(Figure data in JSON)
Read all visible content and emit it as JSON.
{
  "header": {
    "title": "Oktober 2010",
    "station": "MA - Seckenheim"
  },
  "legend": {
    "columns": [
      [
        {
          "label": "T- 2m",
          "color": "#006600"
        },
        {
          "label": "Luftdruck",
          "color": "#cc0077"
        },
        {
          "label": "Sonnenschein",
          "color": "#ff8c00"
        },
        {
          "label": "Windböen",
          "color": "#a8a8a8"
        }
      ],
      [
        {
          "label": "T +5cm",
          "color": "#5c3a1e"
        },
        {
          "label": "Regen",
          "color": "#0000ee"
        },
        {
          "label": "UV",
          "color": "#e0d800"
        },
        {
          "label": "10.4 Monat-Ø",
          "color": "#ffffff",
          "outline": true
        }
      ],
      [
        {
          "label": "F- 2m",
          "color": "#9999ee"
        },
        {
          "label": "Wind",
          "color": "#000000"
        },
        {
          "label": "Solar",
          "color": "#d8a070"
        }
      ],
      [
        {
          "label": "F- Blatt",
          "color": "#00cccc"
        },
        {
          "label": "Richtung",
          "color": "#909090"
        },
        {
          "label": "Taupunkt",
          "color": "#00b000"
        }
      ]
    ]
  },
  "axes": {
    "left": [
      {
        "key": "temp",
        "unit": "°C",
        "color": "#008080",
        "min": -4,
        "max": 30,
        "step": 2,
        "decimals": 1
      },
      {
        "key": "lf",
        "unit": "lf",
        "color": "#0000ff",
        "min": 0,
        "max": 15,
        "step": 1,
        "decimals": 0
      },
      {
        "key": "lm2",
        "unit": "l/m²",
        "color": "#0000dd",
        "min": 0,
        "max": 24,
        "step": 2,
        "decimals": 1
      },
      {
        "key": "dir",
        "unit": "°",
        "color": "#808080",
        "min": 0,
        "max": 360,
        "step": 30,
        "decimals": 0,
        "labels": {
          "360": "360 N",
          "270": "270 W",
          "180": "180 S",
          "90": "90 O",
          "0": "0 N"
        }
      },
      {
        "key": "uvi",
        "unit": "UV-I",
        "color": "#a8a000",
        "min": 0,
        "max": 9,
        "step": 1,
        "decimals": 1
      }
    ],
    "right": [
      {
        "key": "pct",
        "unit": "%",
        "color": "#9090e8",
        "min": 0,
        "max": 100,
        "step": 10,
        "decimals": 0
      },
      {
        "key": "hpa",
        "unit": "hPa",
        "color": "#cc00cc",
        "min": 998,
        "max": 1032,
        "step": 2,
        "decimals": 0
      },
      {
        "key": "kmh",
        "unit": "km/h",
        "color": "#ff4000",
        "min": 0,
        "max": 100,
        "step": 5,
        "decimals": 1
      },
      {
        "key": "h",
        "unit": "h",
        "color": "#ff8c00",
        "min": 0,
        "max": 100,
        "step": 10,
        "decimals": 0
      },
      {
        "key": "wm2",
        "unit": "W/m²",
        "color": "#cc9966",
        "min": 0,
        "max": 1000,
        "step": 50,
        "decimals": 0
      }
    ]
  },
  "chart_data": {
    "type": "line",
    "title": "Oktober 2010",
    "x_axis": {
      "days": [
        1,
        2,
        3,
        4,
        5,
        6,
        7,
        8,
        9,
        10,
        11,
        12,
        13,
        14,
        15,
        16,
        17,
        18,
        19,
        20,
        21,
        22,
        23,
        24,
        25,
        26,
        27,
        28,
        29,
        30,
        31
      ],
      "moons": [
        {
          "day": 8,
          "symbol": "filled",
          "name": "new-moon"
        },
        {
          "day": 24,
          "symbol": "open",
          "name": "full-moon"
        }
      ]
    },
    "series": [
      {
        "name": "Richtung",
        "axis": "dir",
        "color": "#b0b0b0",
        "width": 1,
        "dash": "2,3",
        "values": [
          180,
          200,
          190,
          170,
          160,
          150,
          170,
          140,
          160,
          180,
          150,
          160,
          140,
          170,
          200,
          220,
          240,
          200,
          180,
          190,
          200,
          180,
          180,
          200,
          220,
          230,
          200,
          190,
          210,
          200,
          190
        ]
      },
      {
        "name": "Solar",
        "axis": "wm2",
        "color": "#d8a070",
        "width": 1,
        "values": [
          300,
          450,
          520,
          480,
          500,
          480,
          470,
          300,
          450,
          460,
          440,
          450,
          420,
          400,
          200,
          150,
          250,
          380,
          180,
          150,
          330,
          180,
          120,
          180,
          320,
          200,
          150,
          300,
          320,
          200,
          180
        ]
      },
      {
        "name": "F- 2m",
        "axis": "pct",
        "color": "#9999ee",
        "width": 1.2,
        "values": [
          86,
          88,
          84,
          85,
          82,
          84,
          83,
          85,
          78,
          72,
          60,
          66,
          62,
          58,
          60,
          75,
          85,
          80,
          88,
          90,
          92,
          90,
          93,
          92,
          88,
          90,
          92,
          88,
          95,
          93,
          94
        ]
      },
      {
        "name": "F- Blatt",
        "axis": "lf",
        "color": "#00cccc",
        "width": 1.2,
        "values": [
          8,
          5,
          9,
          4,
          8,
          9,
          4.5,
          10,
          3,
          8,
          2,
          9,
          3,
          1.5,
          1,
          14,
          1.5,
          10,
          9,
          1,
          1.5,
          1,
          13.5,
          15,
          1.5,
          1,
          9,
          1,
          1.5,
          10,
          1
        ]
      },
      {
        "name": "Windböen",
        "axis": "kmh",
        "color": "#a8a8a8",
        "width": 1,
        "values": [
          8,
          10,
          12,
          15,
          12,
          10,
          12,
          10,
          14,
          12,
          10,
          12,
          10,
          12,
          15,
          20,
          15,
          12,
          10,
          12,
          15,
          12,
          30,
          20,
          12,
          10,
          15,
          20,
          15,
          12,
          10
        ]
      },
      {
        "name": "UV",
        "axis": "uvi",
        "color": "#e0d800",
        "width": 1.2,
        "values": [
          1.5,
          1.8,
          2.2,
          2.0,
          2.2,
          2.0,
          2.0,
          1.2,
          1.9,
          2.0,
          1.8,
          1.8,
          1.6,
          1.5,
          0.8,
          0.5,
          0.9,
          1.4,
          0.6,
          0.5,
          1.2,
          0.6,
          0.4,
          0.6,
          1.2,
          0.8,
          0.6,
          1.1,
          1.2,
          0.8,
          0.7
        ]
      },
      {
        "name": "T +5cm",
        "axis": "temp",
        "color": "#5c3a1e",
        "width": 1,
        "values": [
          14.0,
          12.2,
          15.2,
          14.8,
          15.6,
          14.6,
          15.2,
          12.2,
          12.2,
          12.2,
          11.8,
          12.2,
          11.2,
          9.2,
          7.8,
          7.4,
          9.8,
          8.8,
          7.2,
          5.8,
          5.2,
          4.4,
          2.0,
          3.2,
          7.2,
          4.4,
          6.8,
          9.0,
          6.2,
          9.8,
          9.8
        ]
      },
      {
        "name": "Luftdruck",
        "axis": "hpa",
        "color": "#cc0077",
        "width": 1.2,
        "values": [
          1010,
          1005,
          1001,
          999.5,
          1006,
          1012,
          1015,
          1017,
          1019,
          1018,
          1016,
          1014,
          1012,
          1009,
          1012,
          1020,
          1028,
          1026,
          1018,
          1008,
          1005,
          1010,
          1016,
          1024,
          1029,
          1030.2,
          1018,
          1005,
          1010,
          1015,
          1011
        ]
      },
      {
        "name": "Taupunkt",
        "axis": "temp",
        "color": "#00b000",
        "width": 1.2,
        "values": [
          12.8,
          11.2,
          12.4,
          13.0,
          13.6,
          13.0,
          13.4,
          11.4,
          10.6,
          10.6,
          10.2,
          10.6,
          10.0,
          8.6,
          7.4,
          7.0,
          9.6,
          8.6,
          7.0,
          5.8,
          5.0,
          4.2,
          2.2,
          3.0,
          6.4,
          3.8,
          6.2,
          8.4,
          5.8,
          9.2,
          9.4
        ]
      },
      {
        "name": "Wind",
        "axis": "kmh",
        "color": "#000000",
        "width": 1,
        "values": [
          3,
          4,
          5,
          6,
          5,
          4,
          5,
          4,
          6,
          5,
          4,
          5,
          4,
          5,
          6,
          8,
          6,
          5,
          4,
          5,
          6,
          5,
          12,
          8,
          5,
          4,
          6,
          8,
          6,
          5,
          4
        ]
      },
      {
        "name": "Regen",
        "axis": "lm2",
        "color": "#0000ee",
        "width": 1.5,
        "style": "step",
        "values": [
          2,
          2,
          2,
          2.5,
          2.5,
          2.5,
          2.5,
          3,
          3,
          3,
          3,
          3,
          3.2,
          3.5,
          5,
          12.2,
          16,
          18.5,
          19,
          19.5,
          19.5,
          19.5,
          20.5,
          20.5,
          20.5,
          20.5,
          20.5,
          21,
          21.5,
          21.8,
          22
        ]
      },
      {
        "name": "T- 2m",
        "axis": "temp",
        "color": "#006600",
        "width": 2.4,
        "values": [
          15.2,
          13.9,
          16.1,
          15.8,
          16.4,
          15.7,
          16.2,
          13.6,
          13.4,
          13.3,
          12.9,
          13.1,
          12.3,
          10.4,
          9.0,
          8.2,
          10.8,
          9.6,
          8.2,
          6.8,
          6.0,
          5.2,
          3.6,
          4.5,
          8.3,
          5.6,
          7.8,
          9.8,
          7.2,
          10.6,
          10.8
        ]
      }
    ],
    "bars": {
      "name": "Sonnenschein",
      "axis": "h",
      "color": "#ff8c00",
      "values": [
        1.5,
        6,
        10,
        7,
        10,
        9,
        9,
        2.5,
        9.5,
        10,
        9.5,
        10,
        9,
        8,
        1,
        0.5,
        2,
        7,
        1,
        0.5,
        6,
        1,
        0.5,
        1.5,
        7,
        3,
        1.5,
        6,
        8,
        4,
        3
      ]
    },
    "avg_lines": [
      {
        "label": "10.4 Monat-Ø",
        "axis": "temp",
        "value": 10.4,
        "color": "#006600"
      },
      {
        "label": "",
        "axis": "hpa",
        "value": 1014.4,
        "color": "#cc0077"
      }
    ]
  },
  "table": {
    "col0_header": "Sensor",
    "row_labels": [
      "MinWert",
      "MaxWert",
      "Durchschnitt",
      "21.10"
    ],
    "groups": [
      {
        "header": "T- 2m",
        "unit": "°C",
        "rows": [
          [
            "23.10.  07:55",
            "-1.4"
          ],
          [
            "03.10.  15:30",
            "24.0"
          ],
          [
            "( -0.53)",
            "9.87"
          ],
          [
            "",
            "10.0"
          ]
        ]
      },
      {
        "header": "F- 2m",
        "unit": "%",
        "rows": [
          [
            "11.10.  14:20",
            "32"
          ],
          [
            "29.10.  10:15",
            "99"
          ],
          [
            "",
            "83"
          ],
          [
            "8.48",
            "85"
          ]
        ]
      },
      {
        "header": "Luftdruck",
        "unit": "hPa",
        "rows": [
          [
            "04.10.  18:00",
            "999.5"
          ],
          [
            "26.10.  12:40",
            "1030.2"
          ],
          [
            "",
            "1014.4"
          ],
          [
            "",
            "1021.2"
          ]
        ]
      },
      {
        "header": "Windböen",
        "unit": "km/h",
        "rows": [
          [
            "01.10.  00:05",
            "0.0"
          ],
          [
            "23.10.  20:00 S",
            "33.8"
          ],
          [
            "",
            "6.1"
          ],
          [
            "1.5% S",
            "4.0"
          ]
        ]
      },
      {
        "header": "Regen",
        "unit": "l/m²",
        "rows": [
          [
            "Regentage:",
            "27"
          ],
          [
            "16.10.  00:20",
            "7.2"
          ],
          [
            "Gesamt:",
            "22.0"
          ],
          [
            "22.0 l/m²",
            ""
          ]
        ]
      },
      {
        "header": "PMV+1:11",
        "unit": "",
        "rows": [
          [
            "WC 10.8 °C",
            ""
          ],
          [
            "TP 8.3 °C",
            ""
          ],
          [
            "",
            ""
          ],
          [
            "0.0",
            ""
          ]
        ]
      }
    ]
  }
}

## WHAT TO WORK ON:
Scan the lines for the string "Windböen". Pick out every line that has it.

## RESPONSE BELOW:
          "label": "Windböen",
        "name": "Windböen",
        "header": "Windböen",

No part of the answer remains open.